%%

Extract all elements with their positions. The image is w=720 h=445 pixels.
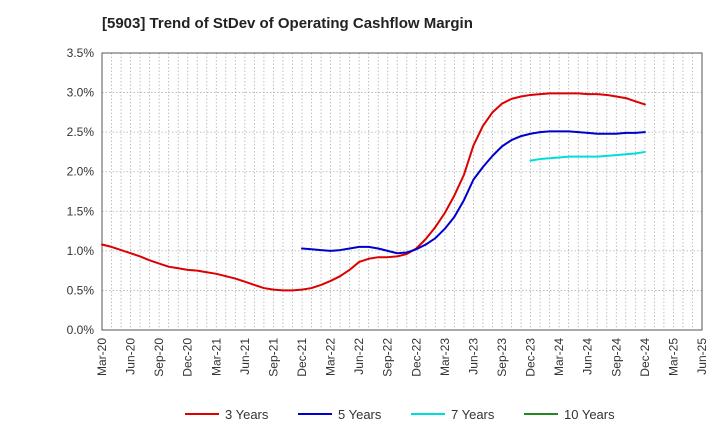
x-tick-label: Mar-24 <box>552 338 566 376</box>
y-tick-label: 0.5% <box>67 283 95 297</box>
x-tick-label: Sep-24 <box>609 338 623 377</box>
legend-label: 3 Years <box>225 407 269 422</box>
x-tick-label: Dec-24 <box>638 338 652 377</box>
x-tick-label: Dec-22 <box>409 338 423 377</box>
x-tick-label: Mar-23 <box>438 338 452 376</box>
plot-area <box>102 53 702 330</box>
y-tick-label: 1.5% <box>67 204 95 218</box>
x-tick-label: Dec-21 <box>295 338 309 377</box>
x-tick-label: Sep-22 <box>381 338 395 377</box>
x-tick-label: Jun-20 <box>124 338 138 375</box>
x-tick-label: Sep-21 <box>266 338 280 377</box>
y-tick-label: 2.5% <box>67 125 95 139</box>
x-tick-label: Mar-20 <box>95 338 109 376</box>
x-tick-label: Jun-23 <box>466 338 480 375</box>
x-tick-label: Mar-21 <box>209 338 223 376</box>
x-tick-label: Jun-22 <box>352 338 366 375</box>
x-tick-label: Jun-25 <box>695 338 709 375</box>
x-tick-label: Jun-24 <box>581 338 595 375</box>
x-tick-label: Dec-23 <box>524 338 538 377</box>
series-line-5-years <box>301 130 646 255</box>
series-line-3-years <box>101 92 646 292</box>
y-tick-label: 2.0% <box>67 165 95 179</box>
x-tick-label: Mar-25 <box>666 338 680 376</box>
x-tick-label: Jun-21 <box>238 338 252 375</box>
legend-label: 5 Years <box>338 407 382 422</box>
plot-border <box>101 52 703 331</box>
y-tick-label: 0.0% <box>67 323 95 337</box>
series-line-7-years <box>529 150 646 162</box>
y-tick-label: 1.0% <box>67 244 95 258</box>
chart-title: [5903] Trend of StDev of Operating Cashf… <box>102 15 473 32</box>
legend-label: 7 Years <box>451 407 495 422</box>
legend-label: 10 Years <box>564 407 615 422</box>
y-tick-label: 3.5% <box>67 46 95 60</box>
y-tick-label: 3.0% <box>67 86 95 100</box>
x-tick-label: Dec-20 <box>181 338 195 377</box>
x-tick-label: Sep-20 <box>152 338 166 377</box>
x-tick-label: Mar-22 <box>324 338 338 376</box>
x-tick-label: Sep-23 <box>495 338 509 377</box>
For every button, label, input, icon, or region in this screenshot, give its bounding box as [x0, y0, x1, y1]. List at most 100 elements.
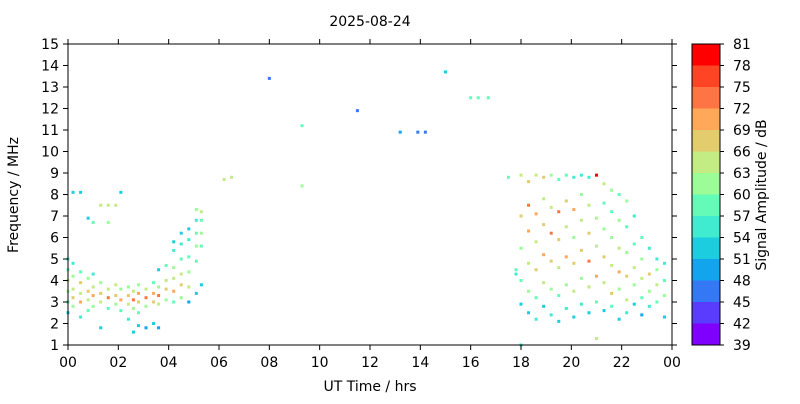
data-point — [119, 287, 123, 291]
data-point — [549, 173, 553, 177]
data-point — [157, 285, 161, 289]
data-point — [152, 291, 156, 295]
data-point — [632, 242, 636, 246]
data-point — [534, 268, 538, 272]
x-tick-label: 12 — [361, 355, 379, 371]
data-point — [542, 281, 546, 285]
data-point — [222, 177, 226, 181]
data-point — [172, 248, 176, 252]
data-point — [86, 309, 90, 313]
y-tick-label: 11 — [41, 123, 59, 139]
data-point — [625, 251, 629, 255]
y-tick-label: 10 — [41, 145, 59, 161]
data-point — [194, 259, 198, 263]
data-point — [300, 124, 304, 128]
data-point — [194, 231, 198, 235]
data-point — [157, 302, 161, 306]
data-point — [469, 96, 473, 100]
data-point — [506, 175, 510, 179]
data-point — [179, 296, 183, 300]
data-point — [549, 259, 553, 263]
data-point — [564, 283, 568, 287]
data-point — [610, 304, 614, 308]
data-point — [152, 322, 156, 325]
data-point — [549, 313, 553, 317]
data-point — [152, 300, 156, 304]
data-point — [144, 326, 148, 330]
data-point — [662, 261, 666, 265]
x-tick-label: 10 — [311, 355, 329, 371]
data-point — [534, 173, 538, 177]
y-tick-label: 14 — [41, 59, 59, 75]
data-point — [86, 216, 90, 220]
data-point — [595, 337, 598, 341]
data-point — [267, 76, 271, 80]
data-point — [136, 283, 140, 287]
data-point — [86, 298, 90, 302]
data-point — [602, 201, 606, 205]
data-point — [194, 244, 198, 248]
y-tick-label: 4 — [50, 274, 59, 290]
data-point — [640, 296, 644, 300]
data-point — [126, 317, 130, 321]
colorbar-band — [692, 302, 720, 324]
data-point — [99, 291, 103, 295]
x-tick-label: 00 — [59, 355, 77, 371]
data-point — [549, 231, 553, 235]
data-point — [164, 287, 168, 291]
data-point — [106, 287, 110, 291]
data-point — [564, 173, 568, 177]
data-point — [398, 130, 402, 134]
data-point — [542, 253, 546, 257]
data-point — [187, 227, 191, 231]
data-point — [549, 287, 553, 291]
data-point — [514, 268, 518, 272]
data-point — [71, 190, 75, 194]
colorbar-band — [692, 44, 720, 66]
data-point — [114, 294, 118, 298]
data-point — [86, 276, 90, 280]
data-point — [106, 203, 110, 207]
data-point — [655, 283, 659, 287]
data-point — [71, 304, 75, 308]
data-point — [114, 203, 118, 207]
data-point — [542, 223, 546, 227]
data-point — [542, 197, 546, 201]
data-point — [640, 236, 644, 239]
data-point — [655, 268, 659, 272]
colorbar-tick-label: 51 — [733, 252, 751, 268]
colorbar-band — [692, 323, 720, 345]
data-point — [131, 289, 135, 293]
data-point — [527, 289, 531, 293]
data-point — [534, 317, 538, 321]
data-point — [194, 291, 198, 295]
x-tick-label: 22 — [613, 355, 631, 371]
data-point — [106, 306, 110, 310]
data-point — [662, 315, 666, 319]
colorbar-tick-label: 72 — [733, 102, 751, 118]
data-point — [99, 326, 103, 330]
data-point — [527, 311, 531, 315]
data-point — [534, 240, 538, 244]
data-point — [617, 218, 621, 222]
data-point — [557, 294, 561, 298]
data-point — [640, 257, 644, 261]
data-point — [199, 231, 203, 235]
x-tick-label: 18 — [512, 355, 530, 371]
data-point — [194, 208, 198, 212]
data-point — [99, 281, 103, 285]
data-point — [91, 272, 95, 276]
colorbar-tick-label: 42 — [733, 317, 751, 333]
data-point — [655, 257, 659, 261]
data-point — [579, 302, 583, 306]
colorbar-tick-label: 48 — [733, 274, 751, 290]
y-axis-label: Frequency / MHz — [6, 137, 22, 253]
data-point — [625, 199, 629, 203]
data-point — [194, 218, 198, 222]
data-point — [99, 203, 103, 207]
data-point — [179, 231, 183, 235]
data-point — [587, 311, 591, 315]
colorbar-band — [692, 216, 720, 238]
x-tick-label: 06 — [210, 355, 228, 371]
x-tick-label: 04 — [160, 355, 178, 371]
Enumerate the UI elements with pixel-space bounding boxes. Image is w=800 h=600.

%%

Short task: Put all the lines above into a Markdown table with two columns, Row and Line, skipping any blank lines. Leave the pictures out.

Solved exercise:
| Row | Line |
|---|---|
| 1 | Extract all elements with their positions. The image is w=720 h=445 pixels. |
| 2 | x-tick-label: Mar-24 <box>552 338 566 376</box> |
| 3 | y-tick-label: 0.5% <box>67 283 95 297</box> |
| 4 | x-tick-label: Sep-24 <box>609 338 623 377</box> |
| 5 | legend-label: 3 Years <box>225 407 269 422</box> |
| 6 | x-tick-label: Dec-24 <box>638 338 652 377</box> |
| 7 | x-tick-label: Dec-22 <box>409 338 423 377</box> |
| 8 | x-tick-label: Mar-23 <box>438 338 452 376</box> |
| 9 | plot-area <box>102 53 702 330</box> |
| 10 | y-tick-label: 1.5% <box>67 204 95 218</box> |
| 11 | x-tick-label: Dec-21 <box>295 338 309 377</box> |
| 12 | x-tick-label: Sep-22 <box>381 338 395 377</box> |
| 13 | x-tick-label: Jun-20 <box>124 338 138 375</box> |
| 14 | x-tick-label: Sep-21 <box>266 338 280 377</box> |
| 15 | y-tick-label: 2.5% <box>67 125 95 139</box> |
| 16 | x-tick-label: Mar-20 <box>95 338 109 376</box> |
| 17 | x-tick-label: Jun-23 <box>466 338 480 375</box> |
| 18 | x-tick-label: Mar-21 <box>209 338 223 376</box> |
| 19 | x-tick-label: Jun-22 <box>352 338 366 375</box> |
| 20 | x-tick-label: Jun-25 <box>695 338 709 375</box> |
| 21 | x-tick-label: Jun-24 <box>581 338 595 375</box> |
| 22 | x-tick-label: Dec-23 <box>524 338 538 377</box> |
| 23 | series-line-5-years <box>301 130 646 255</box> |
| 24 | series-line-3-years <box>101 92 646 292</box> |
| 25 | y-tick-label: 2.0% <box>67 165 95 179</box> |
| 26 | x-tick-label: Mar-25 <box>666 338 680 376</box> |
| 27 | x-tick-label: Jun-21 <box>238 338 252 375</box> |
| 28 | legend-label: 5 Years <box>338 407 382 422</box> |
| 29 | plot-border <box>101 52 703 331</box> |
| 30 | y-tick-label: 0.0% <box>67 323 95 337</box> |
| 31 | series-line-7-years <box>529 150 646 162</box> |
| 32 | y-tick-label: 1.0% <box>67 244 95 258</box> |
| 33 | chart-title: [5903] Trend of StDev of Operating Cashf… <box>102 15 473 32</box> |
| 34 | legend-label: 7 Years <box>451 407 495 422</box> |
| 35 | legend-label: 10 Years <box>564 407 615 422</box> |
| 36 | y-tick-label: 3.5% <box>67 46 95 60</box> |
| 37 | y-tick-label: 3.0% <box>67 86 95 100</box> |
| 38 | x-tick-label: Dec-20 <box>181 338 195 377</box> |
| 39 | x-tick-label: Sep-20 <box>152 338 166 377</box> |
| 40 | x-tick-label: Mar-22 <box>324 338 338 376</box> |
| 41 | x-tick-label: Sep-23 <box>495 338 509 377</box> |
| 42 | For every button, label, input, icon, or region in this screenshot, give its bounding box as [x0, y0, x1, y1]. List at most 100 elements. |
| 43 | data-point — [119, 287, 123, 291] |
| 44 | data-point — [549, 173, 553, 177] |
| 45 | data-point — [157, 285, 161, 289] |
| 46 | data-point — [152, 291, 156, 295] |
| 47 | data-point — [632, 242, 636, 246] |
| 48 | data-point — [534, 268, 538, 272] |
| 49 | x-tick-label: 12 — [361, 355, 379, 371] |
| 50 | data-point — [542, 281, 546, 285] |
| 51 | data-point — [222, 177, 226, 181] |
| 52 | data-point — [172, 248, 176, 252] |
| 53 | data-point — [86, 309, 90, 313] |
| 54 | y-tick-label: 11 — [41, 123, 59, 139] |
| 55 | data-point — [625, 251, 629, 255] |
| 56 | y-tick-label: 10 — [41, 145, 59, 161] |
| 57 | data-point — [194, 259, 198, 263] |
| 58 | data-point — [300, 124, 304, 128] |
| 59 | data-point — [194, 231, 198, 235] |
| 60 | data-point — [157, 302, 161, 306] |
| 61 | data-point — [469, 96, 473, 100] |
| 62 | data-point — [506, 175, 510, 179] |
| 63 | data-point — [179, 296, 183, 300] |
| 64 | data-point — [549, 259, 553, 263] |
| 65 | data-point — [564, 283, 568, 287] |
| 66 | data-point — [610, 304, 614, 308] |
| 67 | data-point — [152, 322, 156, 325] |
| 68 | data-point — [549, 313, 553, 317] |
| 69 | data-point — [152, 300, 156, 304] |
| 70 | data-point — [144, 326, 148, 330] |
| 71 | data-point — [662, 261, 666, 265] |
| 72 | x-tick-label: 10 — [311, 355, 329, 371] |
| 73 | data-point — [534, 173, 538, 177] |
| 74 | y-tick-label: 14 — [41, 59, 59, 75] |
| 75 | data-point — [86, 216, 90, 220] |
| 76 | data-point — [595, 337, 598, 341] |
| 77 | data-point — [267, 76, 271, 80] |
| 78 | data-point — [136, 283, 140, 287] |
| 79 | data-point — [86, 298, 90, 302] |
| 80 | data-point — [602, 201, 606, 205] |
| 81 | data-point — [194, 244, 198, 248] |
| 82 | y-tick-label: 4 — [50, 274, 59, 290] |
| 83 | data-point — [640, 296, 644, 300] |
| 84 | data-point — [126, 317, 130, 321] |
| 85 | colorbar-band — [692, 302, 720, 324] |
| 86 | data-point — [99, 291, 103, 295] |
| 87 | x-tick-label: 00 — [59, 355, 77, 371] |
| 88 | data-point — [549, 231, 553, 235] |
| 89 | data-point — [164, 287, 168, 291] |
| 90 | data-point — [106, 287, 110, 291] |
| 91 | data-point — [564, 173, 568, 177] |
| 92 | data-point — [398, 130, 402, 134] |
| 93 | data-point — [542, 253, 546, 257] |
| 94 | data-point — [187, 227, 191, 231] |
| 95 | data-point — [549, 287, 553, 291] |
| 96 | data-point — [514, 268, 518, 272] |
| 97 | data-point — [71, 190, 75, 194] |
| 98 | colorbar-band — [692, 44, 720, 66] |
| 99 | data-point — [114, 294, 118, 298] |
| 100 | data-point — [86, 276, 90, 280] |
| 101 | data-point — [106, 203, 110, 207] |
| 102 | data-point — [655, 283, 659, 287] |
| 103 | data-point — [71, 304, 75, 308] |
| 104 | data-point — [114, 203, 118, 207] |
| 105 | data-point — [542, 223, 546, 227] |
| 106 | data-point — [542, 197, 546, 201] |
| 107 | data-point — [640, 236, 644, 239] |
| 108 | data-point — [655, 268, 659, 272] |
| 109 | colorbar-tick-label: 51 — [733, 252, 751, 268] |
| 110 | colorbar-band — [692, 323, 720, 345] |
| 111 | data-point — [131, 289, 135, 293] |
| 112 | data-point — [527, 289, 531, 293] |
| 113 | data-point — [534, 317, 538, 321] |
| 114 | data-point — [194, 291, 198, 295] |
| 115 | x-tick-label: 22 — [613, 355, 631, 371] |
| 116 | data-point — [106, 306, 110, 310] |
| 117 | data-point — [662, 315, 666, 319] |
| 118 | colorbar-tick-label: 72 — [733, 102, 751, 118] |
| 119 | data-point — [99, 326, 103, 330] |
| 120 | data-point — [527, 311, 531, 315] |
| 121 | data-point — [534, 240, 538, 244] |
| 122 | data-point — [617, 218, 621, 222] |
| 123 | data-point — [557, 294, 561, 298] |
| 124 | data-point — [640, 257, 644, 261] |
| 125 | data-point — [199, 231, 203, 235] |
| 126 | x-tick-label: 18 — [512, 355, 530, 371] |
| 127 | data-point — [194, 208, 198, 212] |
| 128 | data-point — [99, 281, 103, 285] |
| 129 | data-point — [91, 272, 95, 276] |
| 130 | colorbar-tick-label: 42 — [733, 317, 751, 333] |
| 131 | data-point — [655, 257, 659, 261] |
| 132 | data-point — [579, 302, 583, 306] |
| 133 | colorbar-tick-label: 48 — [733, 274, 751, 290] |
| 134 | y-axis-label: Frequency / MHz — [6, 137, 22, 253] |
| 135 | data-point — [625, 199, 629, 203] |
| 136 | data-point — [194, 218, 198, 222] |
| 137 | data-point — [99, 203, 103, 207] |
| 138 | data-point — [179, 231, 183, 235] |
| 139 | data-point — [587, 311, 591, 315] |
| 140 | colorbar-band — [692, 216, 720, 238] |
| 141 | x-tick-label: 06 — [210, 355, 228, 371] |
| 142 | x-tick-label: 04 — [160, 355, 178, 371] |
| 143 | Enumerate the UI elements with pixel-space bounding boxes. Image is w=800 h=600. |